Gather all lines with "been" from the records.

═══ INFORMATION PROVIDED

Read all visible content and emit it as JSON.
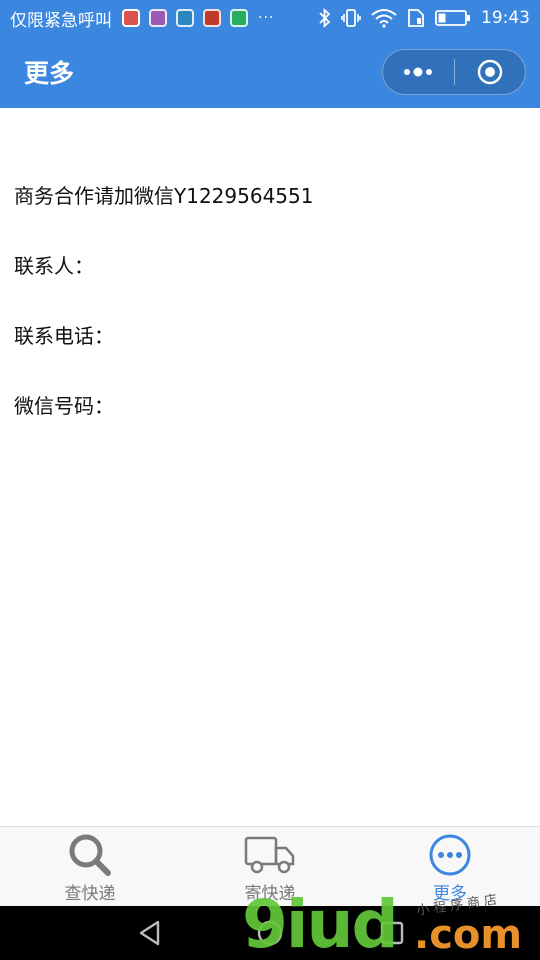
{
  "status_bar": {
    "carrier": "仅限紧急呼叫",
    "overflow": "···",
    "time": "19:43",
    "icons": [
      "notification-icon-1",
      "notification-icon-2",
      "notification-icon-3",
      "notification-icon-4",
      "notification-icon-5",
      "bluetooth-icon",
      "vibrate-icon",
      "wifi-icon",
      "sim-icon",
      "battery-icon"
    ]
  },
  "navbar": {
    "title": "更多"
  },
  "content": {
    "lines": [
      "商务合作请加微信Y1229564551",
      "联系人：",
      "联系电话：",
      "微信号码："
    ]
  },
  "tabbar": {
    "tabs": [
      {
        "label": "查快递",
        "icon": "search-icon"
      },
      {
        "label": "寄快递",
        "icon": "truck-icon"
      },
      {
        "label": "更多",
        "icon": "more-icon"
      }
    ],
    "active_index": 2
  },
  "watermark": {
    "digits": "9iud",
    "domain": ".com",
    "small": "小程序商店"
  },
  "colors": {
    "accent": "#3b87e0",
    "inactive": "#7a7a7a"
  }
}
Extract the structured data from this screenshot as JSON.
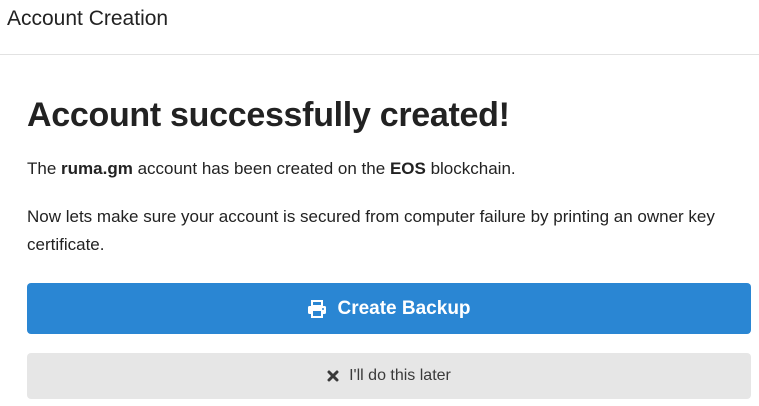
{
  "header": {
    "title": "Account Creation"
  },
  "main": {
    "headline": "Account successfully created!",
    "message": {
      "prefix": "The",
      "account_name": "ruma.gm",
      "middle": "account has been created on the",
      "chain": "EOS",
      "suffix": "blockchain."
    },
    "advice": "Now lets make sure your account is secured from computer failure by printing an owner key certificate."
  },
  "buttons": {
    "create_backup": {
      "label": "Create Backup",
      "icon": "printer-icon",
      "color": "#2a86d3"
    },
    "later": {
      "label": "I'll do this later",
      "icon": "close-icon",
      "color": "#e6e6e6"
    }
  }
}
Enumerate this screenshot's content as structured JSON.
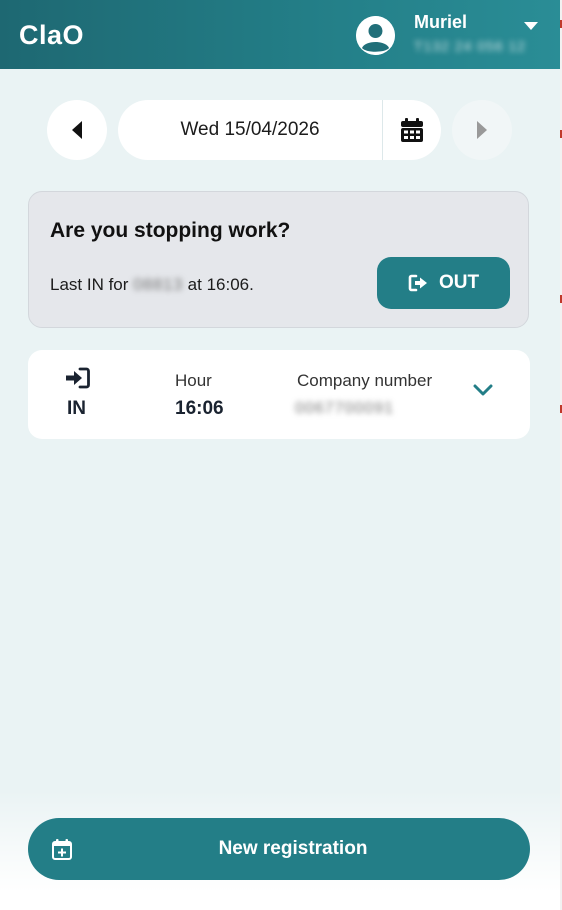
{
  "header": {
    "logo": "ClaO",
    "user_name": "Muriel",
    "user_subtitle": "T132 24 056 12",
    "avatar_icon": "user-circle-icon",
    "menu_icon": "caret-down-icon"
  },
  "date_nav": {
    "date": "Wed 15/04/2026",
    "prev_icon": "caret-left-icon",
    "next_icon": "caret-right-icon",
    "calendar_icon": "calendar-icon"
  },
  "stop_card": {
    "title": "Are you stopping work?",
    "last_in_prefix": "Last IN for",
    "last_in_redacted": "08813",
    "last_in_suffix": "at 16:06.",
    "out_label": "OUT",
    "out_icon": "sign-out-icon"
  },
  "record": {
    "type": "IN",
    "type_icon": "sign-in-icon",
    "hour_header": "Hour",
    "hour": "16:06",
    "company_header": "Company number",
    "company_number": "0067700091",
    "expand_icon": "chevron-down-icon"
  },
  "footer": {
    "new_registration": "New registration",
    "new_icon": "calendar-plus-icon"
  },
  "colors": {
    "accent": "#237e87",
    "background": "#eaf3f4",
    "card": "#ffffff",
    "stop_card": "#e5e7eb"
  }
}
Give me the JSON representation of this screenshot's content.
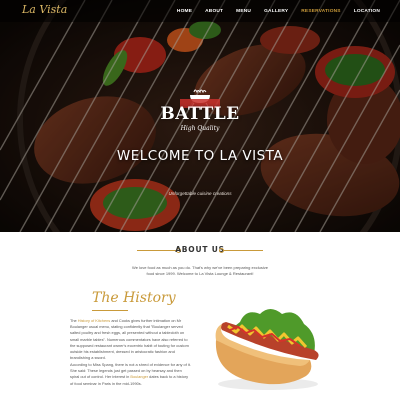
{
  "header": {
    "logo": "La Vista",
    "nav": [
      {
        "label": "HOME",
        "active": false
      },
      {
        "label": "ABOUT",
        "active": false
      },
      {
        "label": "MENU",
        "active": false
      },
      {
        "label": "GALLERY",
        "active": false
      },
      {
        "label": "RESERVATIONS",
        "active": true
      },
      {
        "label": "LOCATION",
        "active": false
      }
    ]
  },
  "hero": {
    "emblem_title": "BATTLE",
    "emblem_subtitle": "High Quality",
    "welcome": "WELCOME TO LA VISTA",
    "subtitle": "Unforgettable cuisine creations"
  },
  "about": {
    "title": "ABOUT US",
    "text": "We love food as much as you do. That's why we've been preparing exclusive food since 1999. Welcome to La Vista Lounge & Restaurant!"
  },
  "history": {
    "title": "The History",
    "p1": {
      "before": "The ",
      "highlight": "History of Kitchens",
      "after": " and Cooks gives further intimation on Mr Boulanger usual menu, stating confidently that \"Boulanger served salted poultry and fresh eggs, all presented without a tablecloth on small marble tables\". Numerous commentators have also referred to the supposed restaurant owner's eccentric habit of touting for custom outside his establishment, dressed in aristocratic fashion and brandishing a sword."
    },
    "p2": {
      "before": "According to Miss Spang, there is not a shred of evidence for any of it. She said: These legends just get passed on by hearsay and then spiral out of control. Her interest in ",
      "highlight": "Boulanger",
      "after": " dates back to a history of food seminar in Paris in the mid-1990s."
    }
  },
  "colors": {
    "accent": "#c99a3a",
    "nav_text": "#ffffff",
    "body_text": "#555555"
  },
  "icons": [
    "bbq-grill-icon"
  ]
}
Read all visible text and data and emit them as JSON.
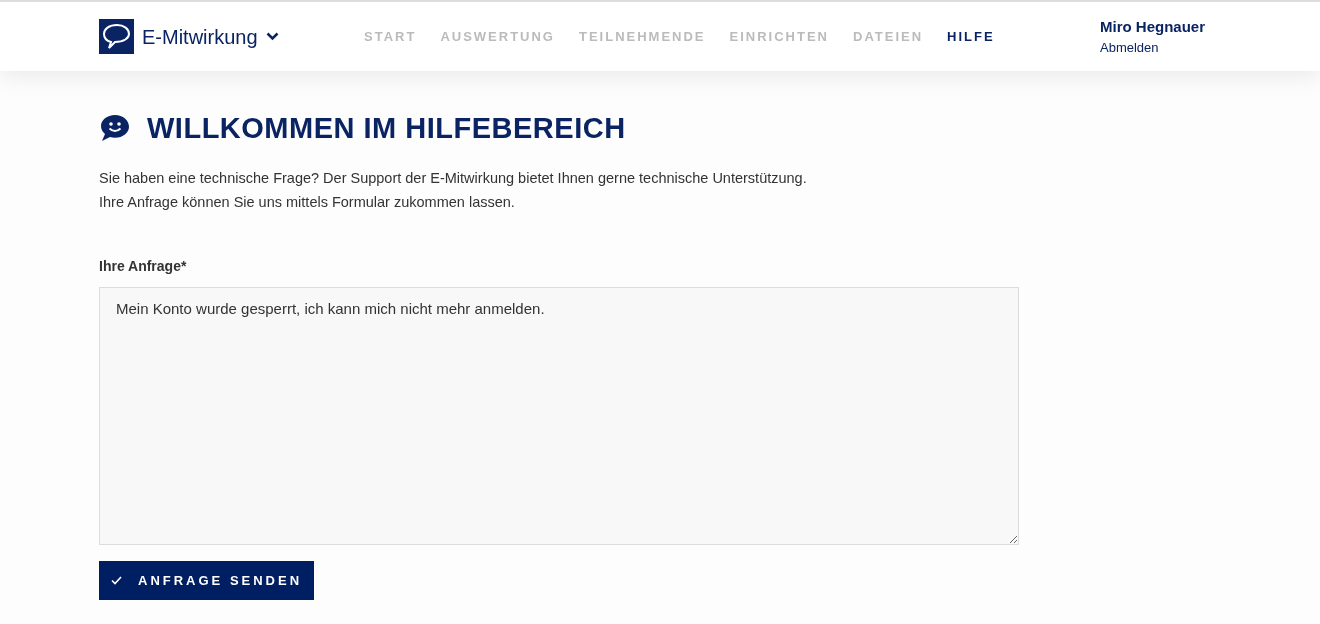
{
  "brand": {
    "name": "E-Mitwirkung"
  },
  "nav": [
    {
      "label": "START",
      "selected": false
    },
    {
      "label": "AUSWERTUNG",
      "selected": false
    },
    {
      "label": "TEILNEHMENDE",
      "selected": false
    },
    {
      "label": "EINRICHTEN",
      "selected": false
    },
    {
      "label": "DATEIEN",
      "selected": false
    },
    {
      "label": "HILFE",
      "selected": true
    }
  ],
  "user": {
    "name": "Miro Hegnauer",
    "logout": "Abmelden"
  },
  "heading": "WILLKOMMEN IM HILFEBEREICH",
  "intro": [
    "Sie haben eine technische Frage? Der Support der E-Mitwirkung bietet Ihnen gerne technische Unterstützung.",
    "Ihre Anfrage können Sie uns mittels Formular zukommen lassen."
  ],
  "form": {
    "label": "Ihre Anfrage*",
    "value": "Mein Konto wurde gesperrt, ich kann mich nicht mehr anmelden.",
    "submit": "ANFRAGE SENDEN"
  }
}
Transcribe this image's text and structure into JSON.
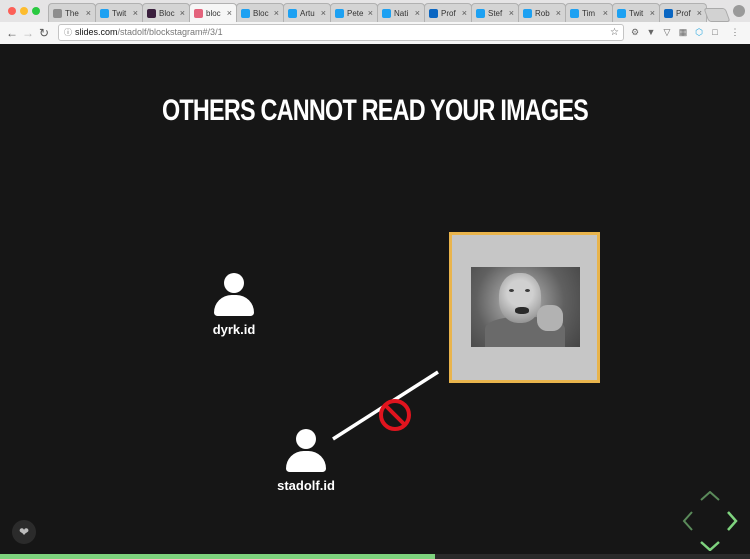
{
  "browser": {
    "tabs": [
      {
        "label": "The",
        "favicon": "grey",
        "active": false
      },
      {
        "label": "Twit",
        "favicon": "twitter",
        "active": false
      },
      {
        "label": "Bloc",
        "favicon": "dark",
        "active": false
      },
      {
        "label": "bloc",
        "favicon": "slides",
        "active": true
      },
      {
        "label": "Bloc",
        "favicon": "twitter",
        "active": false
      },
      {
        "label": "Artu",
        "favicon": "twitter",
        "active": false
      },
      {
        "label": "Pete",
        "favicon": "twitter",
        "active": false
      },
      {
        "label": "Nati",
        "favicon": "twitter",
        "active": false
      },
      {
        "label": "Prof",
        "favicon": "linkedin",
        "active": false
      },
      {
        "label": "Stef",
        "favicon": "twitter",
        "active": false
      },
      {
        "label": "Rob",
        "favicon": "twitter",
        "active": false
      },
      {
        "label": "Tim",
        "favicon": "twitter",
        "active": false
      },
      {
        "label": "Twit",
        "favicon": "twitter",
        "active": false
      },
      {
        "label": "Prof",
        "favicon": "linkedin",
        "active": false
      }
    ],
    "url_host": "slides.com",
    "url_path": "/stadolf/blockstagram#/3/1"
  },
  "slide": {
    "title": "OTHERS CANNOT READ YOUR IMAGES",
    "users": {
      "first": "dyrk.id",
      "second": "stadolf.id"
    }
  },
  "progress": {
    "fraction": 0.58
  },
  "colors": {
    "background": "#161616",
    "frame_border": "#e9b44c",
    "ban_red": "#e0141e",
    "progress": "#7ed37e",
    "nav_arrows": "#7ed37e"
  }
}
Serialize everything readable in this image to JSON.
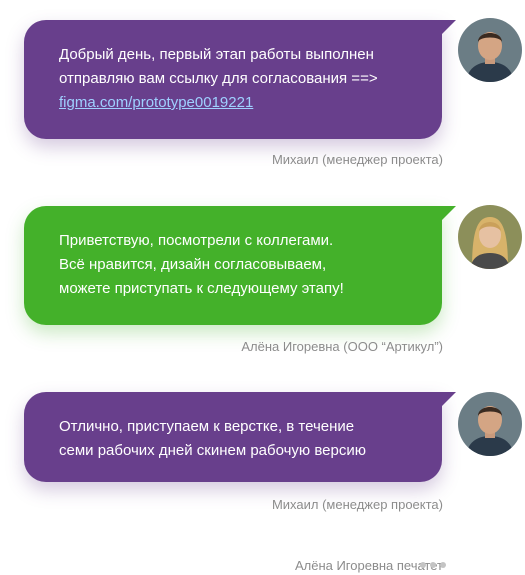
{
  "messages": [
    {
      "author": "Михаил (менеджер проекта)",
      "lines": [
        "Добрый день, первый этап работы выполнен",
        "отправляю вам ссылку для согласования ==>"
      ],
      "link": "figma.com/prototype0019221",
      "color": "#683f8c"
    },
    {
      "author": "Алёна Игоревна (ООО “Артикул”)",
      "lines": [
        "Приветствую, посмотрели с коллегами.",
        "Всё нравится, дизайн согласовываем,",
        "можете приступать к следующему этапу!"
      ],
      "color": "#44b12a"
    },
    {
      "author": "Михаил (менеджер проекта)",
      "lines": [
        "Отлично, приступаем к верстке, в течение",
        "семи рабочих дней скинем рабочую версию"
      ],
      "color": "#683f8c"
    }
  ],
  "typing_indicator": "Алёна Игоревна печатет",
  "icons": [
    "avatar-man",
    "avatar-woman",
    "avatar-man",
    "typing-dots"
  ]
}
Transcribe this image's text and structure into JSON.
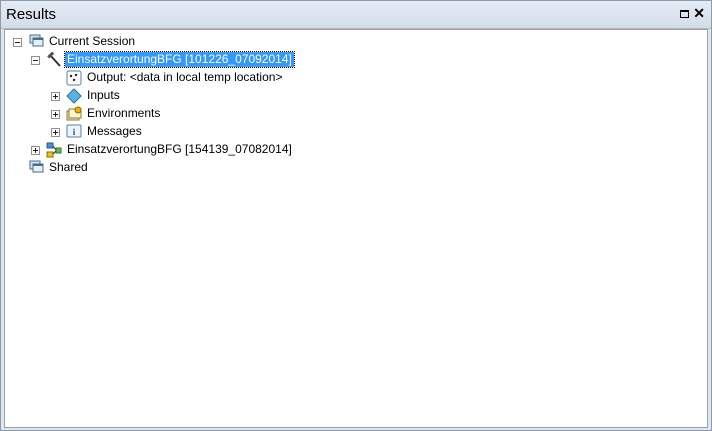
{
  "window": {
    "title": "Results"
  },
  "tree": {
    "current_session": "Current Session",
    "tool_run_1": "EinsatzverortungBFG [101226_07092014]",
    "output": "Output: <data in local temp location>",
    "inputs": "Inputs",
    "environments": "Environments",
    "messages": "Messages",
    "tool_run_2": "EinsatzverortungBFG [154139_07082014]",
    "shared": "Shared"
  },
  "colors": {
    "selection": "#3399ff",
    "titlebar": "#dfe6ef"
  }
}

══════

**REPLY:**
      "middle": "account has been created on the",
    "text": "We love food as much as you do. That's why we've been preparing exclusive food since 1999. Welcome to La Vista Lounge & Restaurant!"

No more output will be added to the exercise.